▶ _THE EXERCISE_
Recast every line of the records below as a Markdown table with the columns "Row" and "Entry", numbering the rows and skipping blank lines. Omit the pictures.

▶ _RAW RECORDS_
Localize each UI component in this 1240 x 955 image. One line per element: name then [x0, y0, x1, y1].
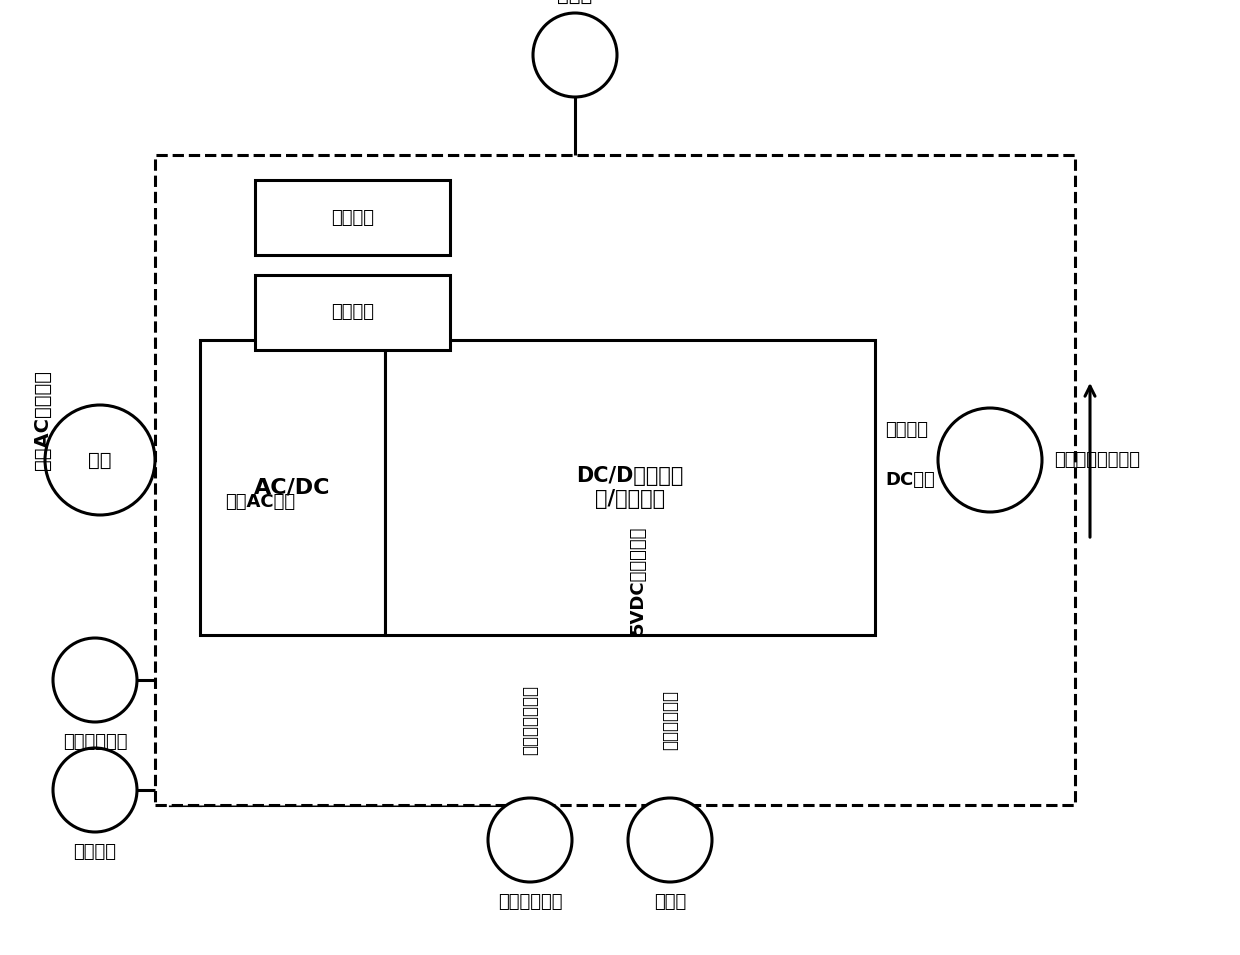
- Bar: [255, 180, 450, 255]
- Bar: [384, 340, 875, 635]
- Text: 转速监测: 转速监测: [331, 208, 374, 226]
- Text: AC/DC: AC/DC: [254, 478, 331, 498]
- Ellipse shape: [489, 798, 572, 882]
- Text: 显示器: 显示器: [557, 0, 593, 5]
- Text: 调速传控制输出: 调速传控制输出: [521, 685, 539, 755]
- Text: 三相AC输入: 三相AC输入: [224, 493, 295, 511]
- Text: 辅助电源: 辅助电源: [331, 304, 374, 322]
- Text: 油门步进电机: 油门步进电机: [497, 893, 562, 911]
- Text: 低压AC电源统组: 低压AC电源统组: [32, 370, 52, 470]
- Ellipse shape: [45, 405, 155, 515]
- Text: 5VDC电源及串口: 5VDC电源及串口: [629, 526, 647, 634]
- Text: 电流旋钮: 电流旋钮: [73, 843, 117, 861]
- Text: 电压挡位旋钮: 电压挡位旋钮: [63, 733, 128, 751]
- Bar: [255, 275, 450, 350]
- Ellipse shape: [937, 408, 1042, 512]
- Ellipse shape: [53, 748, 136, 832]
- Ellipse shape: [53, 638, 136, 722]
- Text: DC/D模块及监
测/控制电路: DC/D模块及监 测/控制电路: [577, 466, 683, 509]
- Text: 电池组或直流负载: 电池组或直流负载: [1054, 451, 1140, 469]
- Bar: [155, 155, 1075, 805]
- Ellipse shape: [627, 798, 712, 882]
- Bar: [200, 340, 384, 635]
- Text: 点火控制输出: 点火控制输出: [661, 690, 680, 750]
- Ellipse shape: [533, 13, 618, 97]
- Text: 电机: 电机: [88, 451, 112, 470]
- Text: DC输出: DC输出: [885, 471, 935, 489]
- Text: 点火器: 点火器: [653, 893, 686, 911]
- Text: 负载温度: 负载温度: [885, 421, 928, 439]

▶ _TASK OUTPUT_
| Row | Entry |
|---|---|
| 1 | Localize each UI component in this 1240 x 955 image. One line per element: name then [x0, y0, x1, y1]. |
| 2 | - Bar: [255, 180, 450, 255] |
| 3 | - Bar: [384, 340, 875, 635] |
| 4 | - Text: 转速监测: 转速监测: [331, 208, 374, 226] |
| 5 | - Text: AC/DC: AC/DC: [254, 478, 331, 498] |
| 6 | - Ellipse shape: [489, 798, 572, 882] |
| 7 | - Text: 显示器: 显示器: [557, 0, 593, 5] |
| 8 | - Text: 调速传控制输出: 调速传控制输出: [521, 685, 539, 755] |
| 9 | - Text: 三相AC输入: 三相AC输入: [224, 493, 295, 511] |
| 10 | - Text: 辅助电源: 辅助电源: [331, 304, 374, 322] |
| 11 | - Text: 油门步进电机: 油门步进电机: [497, 893, 562, 911] |
| 12 | - Text: 低压AC电源统组: 低压AC电源统组: [32, 370, 52, 470] |
| 13 | - Ellipse shape: [45, 405, 155, 515] |
| 14 | - Text: 5VDC电源及串口: 5VDC电源及串口: [629, 526, 647, 634] |
| 15 | - Text: 电流旋钮: 电流旋钮: [73, 843, 117, 861] |
| 16 | - Text: 电压挡位旋钮: 电压挡位旋钮: [63, 733, 128, 751] |
| 17 | - Bar: [255, 275, 450, 350] |
| 18 | - Ellipse shape: [937, 408, 1042, 512] |
| 19 | - Ellipse shape: [53, 748, 136, 832] |
| 20 | - Ellipse shape: [53, 638, 136, 722] |
| 21 | - Text: DC/D模块及监 |
| 22 | 测/控制电路: DC/D模块及监 测/控制电路: [577, 466, 683, 509] |
| 23 | - Text: 电池组或直流负载: 电池组或直流负载: [1054, 451, 1140, 469] |
| 24 | - Bar: [155, 155, 1075, 805] |
| 25 | - Ellipse shape: [627, 798, 712, 882] |
| 26 | - Bar: [200, 340, 384, 635] |
| 27 | - Text: 点火控制输出: 点火控制输出: [661, 690, 680, 750] |
| 28 | - Ellipse shape: [533, 13, 618, 97] |
| 29 | - Text: 电机: 电机: [88, 451, 112, 470] |
| 30 | - Text: DC输出: DC输出: [885, 471, 935, 489] |
| 31 | - Text: 点火器: 点火器: [653, 893, 686, 911] |
| 32 | - Text: 负载温度: 负载温度: [885, 421, 928, 439] |